Provided entries =>
*-*-*

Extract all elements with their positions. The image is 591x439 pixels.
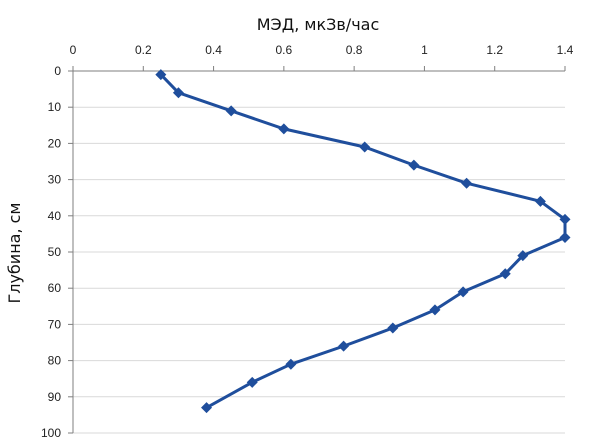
data-point-marker: [285, 358, 297, 370]
data-point-marker: [359, 141, 371, 153]
data-point-marker: [534, 195, 546, 207]
data-point-marker: [155, 69, 167, 81]
data-point-marker: [461, 177, 473, 189]
x-tick-label: 0: [70, 43, 77, 57]
y-tick-label: 30: [48, 173, 62, 187]
y-tick-label: 10: [48, 100, 62, 114]
data-point-marker: [225, 105, 237, 117]
y-tick-label: 20: [48, 136, 62, 150]
data-point-marker: [517, 250, 529, 262]
x-tick-label: 1: [421, 43, 428, 57]
series-line: [159, 73, 567, 410]
data-point-marker: [172, 87, 184, 99]
x-tick-label: 0.2: [135, 43, 152, 57]
data-point-marker: [559, 232, 571, 244]
data-point-marker: [387, 322, 399, 334]
data-point-marker: [559, 213, 571, 225]
axis-layer: [68, 66, 566, 434]
data-point-marker: [338, 340, 350, 352]
grid-layer: [73, 106, 565, 434]
data-point-marker: [429, 304, 441, 316]
y-axis-title: Глубина, см: [5, 202, 24, 303]
tick-labels: 0 10 20 30 40 50 60 70 80 90 100 0 0.2 0.4 0.6 0.8 1 1.2 1…: [41, 43, 574, 439]
x-axis-title: МЭД, мкЗв/час: [257, 15, 380, 34]
y-tick-label: 40: [48, 209, 62, 223]
y-tick-label: 60: [48, 281, 62, 295]
data-point-marker: [278, 123, 290, 135]
data-point-marker: [457, 286, 469, 298]
x-tick-label: 0.4: [205, 43, 222, 57]
y-tick-label: 50: [48, 245, 62, 259]
series-layer: [155, 69, 571, 414]
x-tick-label: 1.2: [486, 43, 503, 57]
x-tick-label: 0.8: [346, 43, 363, 57]
data-point-marker: [499, 268, 511, 280]
data-point-marker: [408, 159, 420, 171]
y-tick-label: 0: [54, 64, 61, 78]
x-tick-label: 0.6: [276, 43, 293, 57]
y-tick-label: 70: [48, 317, 62, 331]
data-point-marker: [201, 402, 213, 414]
y-tick-label: 80: [48, 354, 62, 368]
data-point-marker: [246, 376, 258, 388]
x-tick-label: 1.4: [557, 43, 574, 57]
y-tick-label: 100: [41, 426, 61, 439]
y-tick-label: 90: [48, 390, 62, 404]
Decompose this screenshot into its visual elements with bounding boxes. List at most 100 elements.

*-*-*

What needs to be done =>
Format every line of the data above as a Markdown table with the columns "Row" and "Text", numbering the rows and skipping blank lines. Leave the pictures out of the table.

Answer =>
| Row | Text |
|---|---|
| 1 | Extract all elements with their positions. The image is 591x439 pixels. |
| 2 | data-point-marker: [285, 358, 297, 370] |
| 3 | data-point-marker: [359, 141, 371, 153] |
| 4 | data-point-marker: [534, 195, 546, 207] |
| 5 | data-point-marker: [155, 69, 167, 81] |
| 6 | data-point-marker: [461, 177, 473, 189] |
| 7 | x-tick-label: 0: [70, 43, 77, 57] |
| 8 | y-tick-label: 30: [48, 173, 62, 187] |
| 9 | y-tick-label: 10: [48, 100, 62, 114] |
| 10 | data-point-marker: [225, 105, 237, 117] |
| 11 | y-tick-label: 20: [48, 136, 62, 150] |
| 12 | data-point-marker: [517, 250, 529, 262] |
| 13 | x-tick-label: 1: [421, 43, 428, 57] |
| 14 | series-line: [159, 73, 567, 410] |
| 15 | data-point-marker: [172, 87, 184, 99] |
| 16 | x-tick-label: 0.2: [135, 43, 152, 57] |
| 17 | data-point-marker: [559, 232, 571, 244] |
| 18 | data-point-marker: [387, 322, 399, 334] |
| 19 | data-point-marker: [559, 213, 571, 225] |
| 20 | axis-layer: [68, 66, 566, 434] |
| 21 | data-point-marker: [338, 340, 350, 352] |
| 22 | grid-layer: [73, 106, 565, 434] |
| 23 | data-point-marker: [429, 304, 441, 316] |
| 24 | y-axis-title: Глубина, см: [5, 202, 24, 303] |
| 25 | tick-labels: 0 10 20 30 40 50 60 70 80 90 100 0 0.2 0.4 0.6 0.8 1 1.2 1…: [41, 43, 574, 439] |
| 26 | x-axis-title: МЭД, мкЗв/час: [257, 15, 380, 34] |
| 27 | y-tick-label: 40: [48, 209, 62, 223] |
| 28 | y-tick-label: 60: [48, 281, 62, 295] |
| 29 | data-point-marker: [278, 123, 290, 135] |
| 30 | data-point-marker: [457, 286, 469, 298] |
| 31 | x-tick-label: 0.4: [205, 43, 222, 57] |
| 32 | y-tick-label: 50: [48, 245, 62, 259] |
| 33 | series-layer: [155, 69, 571, 414] |
| 34 | x-tick-label: 1.2: [486, 43, 503, 57] |
| 35 | x-tick-label: 0.8: [346, 43, 363, 57] |
| 36 | data-point-marker: [499, 268, 511, 280] |
| 37 | data-point-marker: [408, 159, 420, 171] |
| 38 | y-tick-label: 0: [54, 64, 61, 78] |
| 39 | x-tick-label: 0.6: [276, 43, 293, 57] |
| 40 | y-tick-label: 70: [48, 317, 62, 331] |
| 41 | data-point-marker: [201, 402, 213, 414] |
| 42 | y-tick-label: 80: [48, 354, 62, 368] |
| 43 | data-point-marker: [246, 376, 258, 388] |
| 44 | x-tick-label: 1.4: [557, 43, 574, 57] |
| 45 | y-tick-label: 100: [41, 426, 61, 439] |
| 46 | y-tick-label: 90: [48, 390, 62, 404] |
| 47 | Decompose this screenshot into its visual elements with bounding boxes. List at most 100 elements. |